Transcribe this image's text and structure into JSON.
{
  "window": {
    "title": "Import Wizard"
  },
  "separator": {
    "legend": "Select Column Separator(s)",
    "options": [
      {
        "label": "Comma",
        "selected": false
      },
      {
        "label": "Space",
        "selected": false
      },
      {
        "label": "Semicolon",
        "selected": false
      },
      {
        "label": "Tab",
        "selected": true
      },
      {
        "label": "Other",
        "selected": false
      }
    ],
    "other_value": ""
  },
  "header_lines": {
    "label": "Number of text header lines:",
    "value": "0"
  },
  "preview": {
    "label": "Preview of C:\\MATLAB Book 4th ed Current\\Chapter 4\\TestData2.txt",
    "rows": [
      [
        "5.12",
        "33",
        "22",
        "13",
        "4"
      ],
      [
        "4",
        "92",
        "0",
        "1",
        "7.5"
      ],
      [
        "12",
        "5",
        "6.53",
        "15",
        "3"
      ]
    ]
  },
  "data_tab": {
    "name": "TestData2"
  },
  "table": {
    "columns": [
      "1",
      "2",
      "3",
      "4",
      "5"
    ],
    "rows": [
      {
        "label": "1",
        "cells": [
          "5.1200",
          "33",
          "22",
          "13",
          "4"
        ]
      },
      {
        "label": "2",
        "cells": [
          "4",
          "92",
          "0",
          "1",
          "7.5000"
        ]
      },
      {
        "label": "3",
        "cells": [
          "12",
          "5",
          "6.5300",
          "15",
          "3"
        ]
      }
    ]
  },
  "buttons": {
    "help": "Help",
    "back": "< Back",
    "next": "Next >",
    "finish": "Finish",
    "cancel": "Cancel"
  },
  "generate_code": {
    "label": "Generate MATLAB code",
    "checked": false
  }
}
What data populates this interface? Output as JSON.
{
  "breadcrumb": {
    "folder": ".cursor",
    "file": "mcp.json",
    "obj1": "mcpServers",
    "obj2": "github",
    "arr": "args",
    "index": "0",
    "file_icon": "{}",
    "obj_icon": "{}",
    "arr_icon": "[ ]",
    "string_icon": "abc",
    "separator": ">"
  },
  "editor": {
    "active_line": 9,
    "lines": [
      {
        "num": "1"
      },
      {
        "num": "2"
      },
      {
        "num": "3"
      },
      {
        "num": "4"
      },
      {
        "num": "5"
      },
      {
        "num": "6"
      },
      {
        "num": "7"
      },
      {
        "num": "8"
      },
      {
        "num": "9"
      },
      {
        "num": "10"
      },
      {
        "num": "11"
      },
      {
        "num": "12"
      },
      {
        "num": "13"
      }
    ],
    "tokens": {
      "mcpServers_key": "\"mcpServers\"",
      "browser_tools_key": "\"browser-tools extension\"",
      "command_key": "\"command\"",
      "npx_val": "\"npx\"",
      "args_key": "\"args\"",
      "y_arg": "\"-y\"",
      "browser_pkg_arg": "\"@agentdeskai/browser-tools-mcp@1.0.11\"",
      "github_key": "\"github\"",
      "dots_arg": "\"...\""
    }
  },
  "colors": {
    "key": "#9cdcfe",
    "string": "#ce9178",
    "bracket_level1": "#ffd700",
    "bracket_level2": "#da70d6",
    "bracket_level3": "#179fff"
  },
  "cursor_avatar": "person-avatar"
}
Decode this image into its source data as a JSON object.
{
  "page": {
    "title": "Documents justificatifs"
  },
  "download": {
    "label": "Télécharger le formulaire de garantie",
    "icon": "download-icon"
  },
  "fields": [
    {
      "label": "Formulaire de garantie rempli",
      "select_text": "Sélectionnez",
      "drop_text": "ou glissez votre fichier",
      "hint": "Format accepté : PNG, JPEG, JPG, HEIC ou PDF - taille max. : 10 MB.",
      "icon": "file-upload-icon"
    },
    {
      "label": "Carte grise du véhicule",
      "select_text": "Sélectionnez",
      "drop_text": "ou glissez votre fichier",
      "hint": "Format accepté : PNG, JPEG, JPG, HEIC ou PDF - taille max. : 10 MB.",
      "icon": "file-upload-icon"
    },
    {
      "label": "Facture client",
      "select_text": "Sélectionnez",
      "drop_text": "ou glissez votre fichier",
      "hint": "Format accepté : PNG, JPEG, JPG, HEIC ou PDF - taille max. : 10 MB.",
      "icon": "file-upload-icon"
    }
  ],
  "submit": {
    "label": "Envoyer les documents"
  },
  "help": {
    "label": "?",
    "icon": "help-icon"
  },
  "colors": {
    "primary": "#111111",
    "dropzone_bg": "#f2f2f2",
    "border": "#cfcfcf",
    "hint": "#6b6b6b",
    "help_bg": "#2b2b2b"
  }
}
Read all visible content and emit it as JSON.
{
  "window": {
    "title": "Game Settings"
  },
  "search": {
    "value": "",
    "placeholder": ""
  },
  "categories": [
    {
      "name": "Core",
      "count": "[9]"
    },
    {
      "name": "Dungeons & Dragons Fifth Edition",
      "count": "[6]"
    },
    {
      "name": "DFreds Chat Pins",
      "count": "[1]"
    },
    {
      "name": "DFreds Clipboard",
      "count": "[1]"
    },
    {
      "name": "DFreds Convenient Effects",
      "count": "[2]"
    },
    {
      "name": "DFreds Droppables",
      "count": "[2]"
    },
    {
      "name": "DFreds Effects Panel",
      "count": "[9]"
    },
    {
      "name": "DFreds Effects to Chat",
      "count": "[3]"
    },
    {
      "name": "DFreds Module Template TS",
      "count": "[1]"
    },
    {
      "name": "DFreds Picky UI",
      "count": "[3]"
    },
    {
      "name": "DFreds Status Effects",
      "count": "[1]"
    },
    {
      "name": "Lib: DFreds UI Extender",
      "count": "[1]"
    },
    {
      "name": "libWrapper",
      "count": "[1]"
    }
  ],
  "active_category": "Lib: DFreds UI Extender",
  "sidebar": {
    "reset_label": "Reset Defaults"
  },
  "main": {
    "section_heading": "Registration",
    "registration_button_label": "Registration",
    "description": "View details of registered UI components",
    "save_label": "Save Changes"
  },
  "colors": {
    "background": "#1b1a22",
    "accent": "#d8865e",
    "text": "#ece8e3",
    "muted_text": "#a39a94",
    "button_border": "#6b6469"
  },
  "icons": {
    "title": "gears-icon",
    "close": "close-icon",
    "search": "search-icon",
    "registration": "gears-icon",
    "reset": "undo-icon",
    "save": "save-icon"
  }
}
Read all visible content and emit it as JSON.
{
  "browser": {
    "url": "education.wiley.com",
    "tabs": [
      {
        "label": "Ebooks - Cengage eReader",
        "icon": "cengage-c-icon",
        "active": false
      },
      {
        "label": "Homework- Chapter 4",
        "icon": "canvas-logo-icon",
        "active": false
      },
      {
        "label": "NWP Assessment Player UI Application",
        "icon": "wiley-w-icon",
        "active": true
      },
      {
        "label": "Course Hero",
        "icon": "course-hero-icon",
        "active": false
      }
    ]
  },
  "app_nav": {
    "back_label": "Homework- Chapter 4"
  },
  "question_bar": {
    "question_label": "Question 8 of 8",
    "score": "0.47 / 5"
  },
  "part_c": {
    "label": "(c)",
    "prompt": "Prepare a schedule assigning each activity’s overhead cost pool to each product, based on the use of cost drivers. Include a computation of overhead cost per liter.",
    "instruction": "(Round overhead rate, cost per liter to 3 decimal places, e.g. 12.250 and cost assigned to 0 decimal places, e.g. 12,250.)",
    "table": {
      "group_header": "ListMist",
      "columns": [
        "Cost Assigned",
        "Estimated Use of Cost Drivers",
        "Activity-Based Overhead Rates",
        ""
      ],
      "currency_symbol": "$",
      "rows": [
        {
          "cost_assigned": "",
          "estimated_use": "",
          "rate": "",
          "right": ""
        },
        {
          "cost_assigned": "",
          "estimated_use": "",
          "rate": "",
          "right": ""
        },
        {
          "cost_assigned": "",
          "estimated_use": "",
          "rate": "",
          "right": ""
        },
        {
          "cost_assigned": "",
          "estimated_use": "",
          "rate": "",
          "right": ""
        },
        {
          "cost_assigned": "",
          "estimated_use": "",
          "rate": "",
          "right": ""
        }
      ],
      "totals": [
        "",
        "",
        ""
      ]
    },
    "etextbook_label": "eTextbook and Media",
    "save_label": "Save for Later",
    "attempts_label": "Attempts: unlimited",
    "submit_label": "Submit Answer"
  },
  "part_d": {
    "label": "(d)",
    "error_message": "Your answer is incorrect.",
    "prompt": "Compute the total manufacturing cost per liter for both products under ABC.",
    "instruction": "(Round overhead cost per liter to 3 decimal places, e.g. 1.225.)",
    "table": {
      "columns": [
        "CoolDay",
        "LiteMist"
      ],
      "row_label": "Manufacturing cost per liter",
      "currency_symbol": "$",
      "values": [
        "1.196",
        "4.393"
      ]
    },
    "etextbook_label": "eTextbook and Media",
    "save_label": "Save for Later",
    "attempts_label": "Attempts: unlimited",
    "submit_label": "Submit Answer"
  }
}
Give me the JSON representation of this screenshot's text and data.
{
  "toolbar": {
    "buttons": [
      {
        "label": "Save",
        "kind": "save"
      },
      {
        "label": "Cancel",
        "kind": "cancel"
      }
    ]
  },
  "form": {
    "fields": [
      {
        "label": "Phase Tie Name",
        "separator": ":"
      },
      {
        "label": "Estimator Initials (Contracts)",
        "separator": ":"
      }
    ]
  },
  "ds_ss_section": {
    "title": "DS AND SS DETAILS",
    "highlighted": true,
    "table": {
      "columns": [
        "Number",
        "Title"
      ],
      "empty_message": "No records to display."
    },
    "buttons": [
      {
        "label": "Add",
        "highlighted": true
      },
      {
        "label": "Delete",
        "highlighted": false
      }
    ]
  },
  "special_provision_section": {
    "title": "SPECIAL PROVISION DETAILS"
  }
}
★ ★ ★ ★
* [DIRECTIONS FOR THIS TASK]: Copy out every line in the listing where the word "Chat" appears.

* [FINISHED TASK]:
      "name": "DFreds Chat Pins",
      "name": "DFreds Effects to Chat",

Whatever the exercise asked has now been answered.